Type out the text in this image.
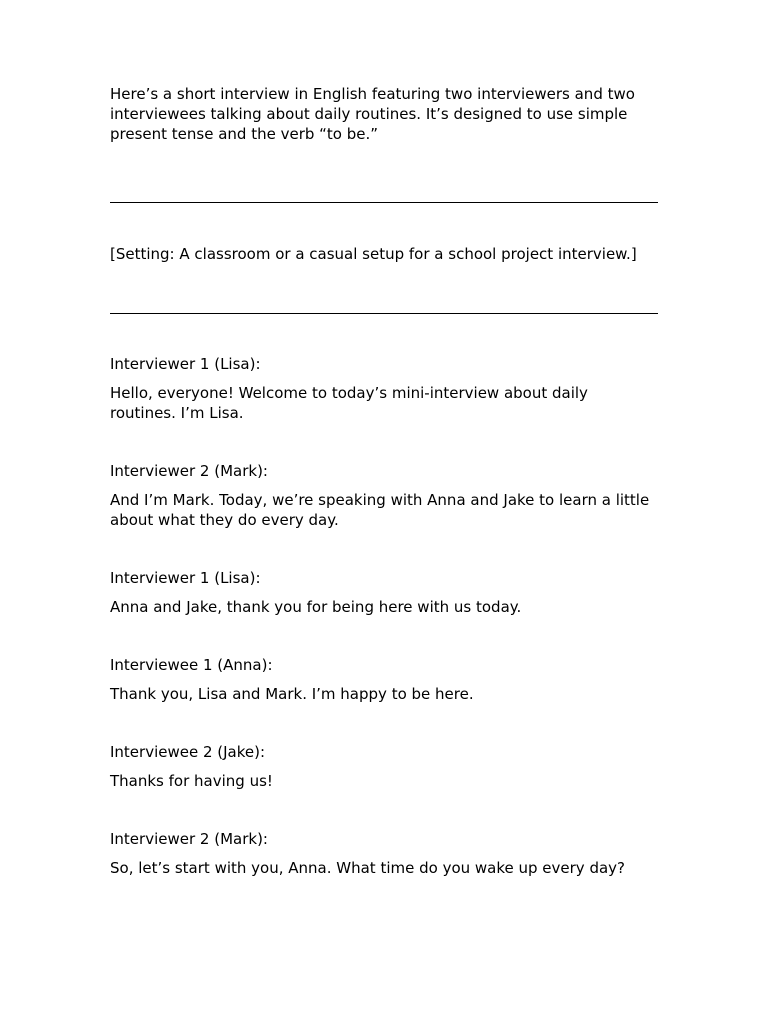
Here’s a short interview in English featuring two interviewers and two interviewees talking about daily routines. It’s designed to use simple present tense and the verb “to be.”

[Setting: A classroom or a casual setup for a school project interview.]

Interviewer 1 (Lisa):

Hello, everyone! Welcome to today’s mini-interview about daily routines. I’m Lisa.

Interviewer 2 (Mark):

And I’m Mark. Today, we’re speaking with Anna and Jake to learn a little about what they do every day.

Interviewer 1 (Lisa):

Anna and Jake, thank you for being here with us today.

Interviewee 1 (Anna):

Thank you, Lisa and Mark. I’m happy to be here.

Interviewee 2 (Jake):

Thanks for having us!

Interviewer 2 (Mark):

So, let’s start with you, Anna. What time do you wake up every day?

#### WHAT YOU SHOULD DO:
Exclude the pictures, and transcribe all of the material exactly.

#### WRITTEN ANSWER:
Type out the text in this image.
Here’s a short interview in English featuring two interviewers and two interviewees talking about daily routines. It’s designed to use simple present tense and the verb “to be.”

[Setting: A classroom or a casual setup for a school project interview.]

Interviewer 1 (Lisa):

Hello, everyone! Welcome to today’s mini-interview about daily routines. I’m Lisa.

Interviewer 2 (Mark):

And I’m Mark. Today, we’re speaking with Anna and Jake to learn a little about what they do every day.

Interviewer 1 (Lisa):

Anna and Jake, thank you for being here with us today.

Interviewee 1 (Anna):

Thank you, Lisa and Mark. I’m happy to be here.

Interviewee 2 (Jake):

Thanks for having us!

Interviewer 2 (Mark):

So, let’s start with you, Anna. What time do you wake up every day?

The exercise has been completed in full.